### Aim of the task
Skip the images and copy each record exactly as written.

========

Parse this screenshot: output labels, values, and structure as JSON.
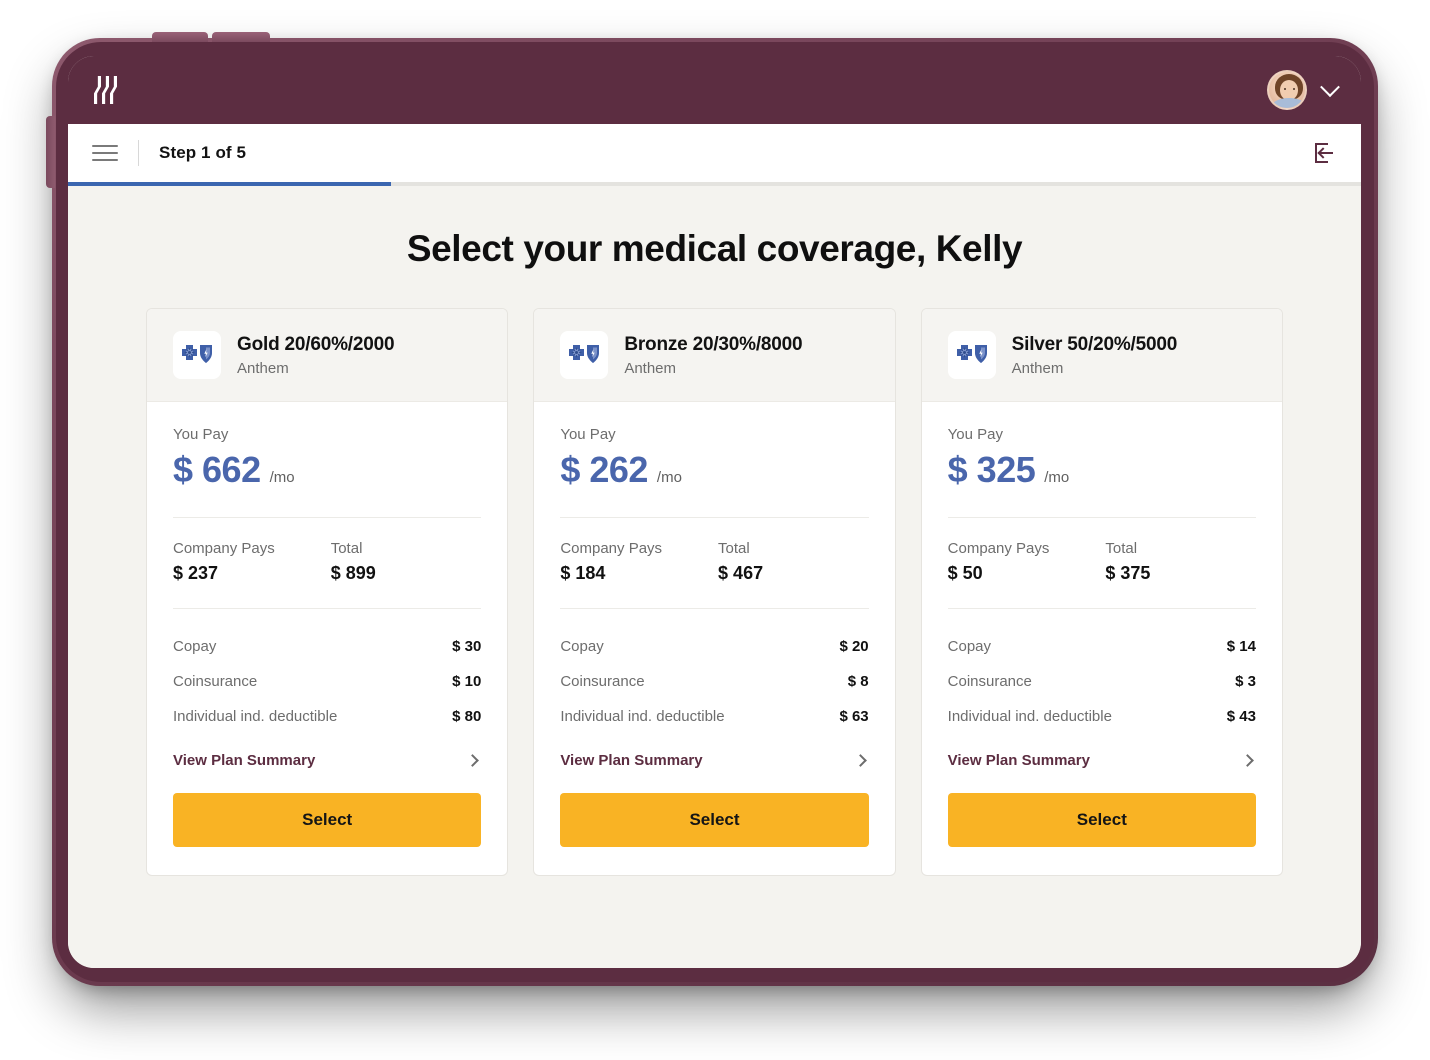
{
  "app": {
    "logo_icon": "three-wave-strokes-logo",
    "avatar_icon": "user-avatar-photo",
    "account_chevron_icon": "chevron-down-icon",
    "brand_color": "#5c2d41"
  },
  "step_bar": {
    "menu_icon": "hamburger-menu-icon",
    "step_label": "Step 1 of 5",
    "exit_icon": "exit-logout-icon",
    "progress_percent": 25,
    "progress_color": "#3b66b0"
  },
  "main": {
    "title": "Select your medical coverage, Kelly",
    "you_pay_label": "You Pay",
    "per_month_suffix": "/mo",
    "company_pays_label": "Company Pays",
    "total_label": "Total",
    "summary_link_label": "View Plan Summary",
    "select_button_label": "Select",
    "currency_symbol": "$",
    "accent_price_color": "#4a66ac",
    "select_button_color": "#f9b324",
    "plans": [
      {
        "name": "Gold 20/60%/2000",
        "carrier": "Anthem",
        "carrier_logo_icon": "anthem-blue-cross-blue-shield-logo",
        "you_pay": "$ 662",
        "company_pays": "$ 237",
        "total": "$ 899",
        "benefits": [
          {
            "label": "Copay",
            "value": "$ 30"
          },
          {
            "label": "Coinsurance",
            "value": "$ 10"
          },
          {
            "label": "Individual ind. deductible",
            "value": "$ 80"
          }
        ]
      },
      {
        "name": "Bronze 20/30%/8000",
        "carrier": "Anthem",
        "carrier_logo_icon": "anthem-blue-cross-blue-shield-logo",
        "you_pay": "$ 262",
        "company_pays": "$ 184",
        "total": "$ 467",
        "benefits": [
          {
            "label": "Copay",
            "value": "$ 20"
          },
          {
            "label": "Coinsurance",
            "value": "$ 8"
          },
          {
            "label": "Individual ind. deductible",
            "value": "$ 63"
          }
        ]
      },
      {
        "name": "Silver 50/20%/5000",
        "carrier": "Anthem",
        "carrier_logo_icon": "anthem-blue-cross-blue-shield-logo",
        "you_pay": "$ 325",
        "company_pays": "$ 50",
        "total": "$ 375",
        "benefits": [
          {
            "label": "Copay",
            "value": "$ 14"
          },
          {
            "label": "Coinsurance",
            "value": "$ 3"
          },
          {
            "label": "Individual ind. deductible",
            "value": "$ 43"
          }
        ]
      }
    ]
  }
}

========

### Task output
Parse this screenshot: output labels, values, and structure as JSON.
{
  "app": {
    "logo_icon": "three-wave-strokes-logo",
    "avatar_icon": "user-avatar-photo",
    "account_chevron_icon": "chevron-down-icon",
    "brand_color": "#5c2d41"
  },
  "step_bar": {
    "menu_icon": "hamburger-menu-icon",
    "step_label": "Step 1 of 5",
    "exit_icon": "exit-logout-icon",
    "progress_percent": 25,
    "progress_color": "#3b66b0"
  },
  "main": {
    "title": "Select your medical coverage, Kelly",
    "you_pay_label": "You Pay",
    "per_month_suffix": "/mo",
    "company_pays_label": "Company Pays",
    "total_label": "Total",
    "summary_link_label": "View Plan Summary",
    "select_button_label": "Select",
    "currency_symbol": "$",
    "accent_price_color": "#4a66ac",
    "select_button_color": "#f9b324",
    "plans": [
      {
        "name": "Gold 20/60%/2000",
        "carrier": "Anthem",
        "carrier_logo_icon": "anthem-blue-cross-blue-shield-logo",
        "you_pay": "$ 662",
        "company_pays": "$ 237",
        "total": "$ 899",
        "benefits": [
          {
            "label": "Copay",
            "value": "$ 30"
          },
          {
            "label": "Coinsurance",
            "value": "$ 10"
          },
          {
            "label": "Individual ind. deductible",
            "value": "$ 80"
          }
        ]
      },
      {
        "name": "Bronze 20/30%/8000",
        "carrier": "Anthem",
        "carrier_logo_icon": "anthem-blue-cross-blue-shield-logo",
        "you_pay": "$ 262",
        "company_pays": "$ 184",
        "total": "$ 467",
        "benefits": [
          {
            "label": "Copay",
            "value": "$ 20"
          },
          {
            "label": "Coinsurance",
            "value": "$ 8"
          },
          {
            "label": "Individual ind. deductible",
            "value": "$ 63"
          }
        ]
      },
      {
        "name": "Silver 50/20%/5000",
        "carrier": "Anthem",
        "carrier_logo_icon": "anthem-blue-cross-blue-shield-logo",
        "you_pay": "$ 325",
        "company_pays": "$ 50",
        "total": "$ 375",
        "benefits": [
          {
            "label": "Copay",
            "value": "$ 14"
          },
          {
            "label": "Coinsurance",
            "value": "$ 3"
          },
          {
            "label": "Individual ind. deductible",
            "value": "$ 43"
          }
        ]
      }
    ]
  }
}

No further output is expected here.